[Items from a data source]
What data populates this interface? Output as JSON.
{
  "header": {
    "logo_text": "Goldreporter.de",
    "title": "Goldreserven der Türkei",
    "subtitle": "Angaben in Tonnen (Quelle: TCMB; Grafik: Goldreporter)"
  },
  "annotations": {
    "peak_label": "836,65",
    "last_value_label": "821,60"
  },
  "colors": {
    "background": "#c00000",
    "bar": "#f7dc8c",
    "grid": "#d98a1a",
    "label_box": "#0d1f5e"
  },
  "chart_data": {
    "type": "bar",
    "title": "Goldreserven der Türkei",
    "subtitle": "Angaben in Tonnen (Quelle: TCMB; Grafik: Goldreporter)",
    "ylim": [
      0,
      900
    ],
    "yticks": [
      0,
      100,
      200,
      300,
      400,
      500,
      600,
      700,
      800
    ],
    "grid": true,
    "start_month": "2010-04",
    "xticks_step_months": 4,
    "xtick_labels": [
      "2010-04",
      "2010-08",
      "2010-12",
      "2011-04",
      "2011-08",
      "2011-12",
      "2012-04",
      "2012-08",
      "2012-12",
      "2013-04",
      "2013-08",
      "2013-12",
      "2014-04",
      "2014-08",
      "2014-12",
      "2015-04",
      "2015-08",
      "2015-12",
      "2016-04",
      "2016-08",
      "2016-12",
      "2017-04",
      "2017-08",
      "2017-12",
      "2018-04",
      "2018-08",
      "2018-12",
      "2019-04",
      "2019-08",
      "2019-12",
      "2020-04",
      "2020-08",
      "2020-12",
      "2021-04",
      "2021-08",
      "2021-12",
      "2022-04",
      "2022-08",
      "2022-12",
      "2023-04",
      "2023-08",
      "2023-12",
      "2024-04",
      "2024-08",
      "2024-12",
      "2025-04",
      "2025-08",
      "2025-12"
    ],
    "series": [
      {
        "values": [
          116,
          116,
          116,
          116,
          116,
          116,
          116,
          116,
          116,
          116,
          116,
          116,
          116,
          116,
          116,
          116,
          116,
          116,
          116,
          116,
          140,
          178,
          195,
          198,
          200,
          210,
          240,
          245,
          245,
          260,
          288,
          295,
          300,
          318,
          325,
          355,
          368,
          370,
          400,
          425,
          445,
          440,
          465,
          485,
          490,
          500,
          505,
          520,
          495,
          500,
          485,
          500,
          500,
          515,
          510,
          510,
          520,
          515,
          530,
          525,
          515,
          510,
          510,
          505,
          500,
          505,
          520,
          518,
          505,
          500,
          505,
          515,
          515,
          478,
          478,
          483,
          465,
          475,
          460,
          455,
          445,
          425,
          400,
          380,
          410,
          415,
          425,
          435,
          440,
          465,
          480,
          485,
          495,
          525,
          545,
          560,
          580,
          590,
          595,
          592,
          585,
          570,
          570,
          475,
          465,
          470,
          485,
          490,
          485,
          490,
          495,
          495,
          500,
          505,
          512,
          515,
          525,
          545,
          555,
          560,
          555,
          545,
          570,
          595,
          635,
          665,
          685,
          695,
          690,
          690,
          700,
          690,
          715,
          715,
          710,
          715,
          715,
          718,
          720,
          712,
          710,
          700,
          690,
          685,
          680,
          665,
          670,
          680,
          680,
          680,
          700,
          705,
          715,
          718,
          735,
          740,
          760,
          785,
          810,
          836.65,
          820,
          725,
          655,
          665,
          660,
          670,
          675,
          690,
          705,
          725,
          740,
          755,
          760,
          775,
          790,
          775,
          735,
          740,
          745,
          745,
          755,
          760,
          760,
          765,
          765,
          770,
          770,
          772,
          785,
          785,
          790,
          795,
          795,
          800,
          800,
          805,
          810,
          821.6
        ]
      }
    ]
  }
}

» **What is asked**
Which lines include "Angaben"? Copy each of them out.

» **Problem solution**
    "subtitle": "Angaben in Tonnen (Quelle: TCMB; Grafik: Goldreporter)"
    "subtitle": "Angaben in Tonnen (Quelle: TCMB; Grafik: Goldreporter)",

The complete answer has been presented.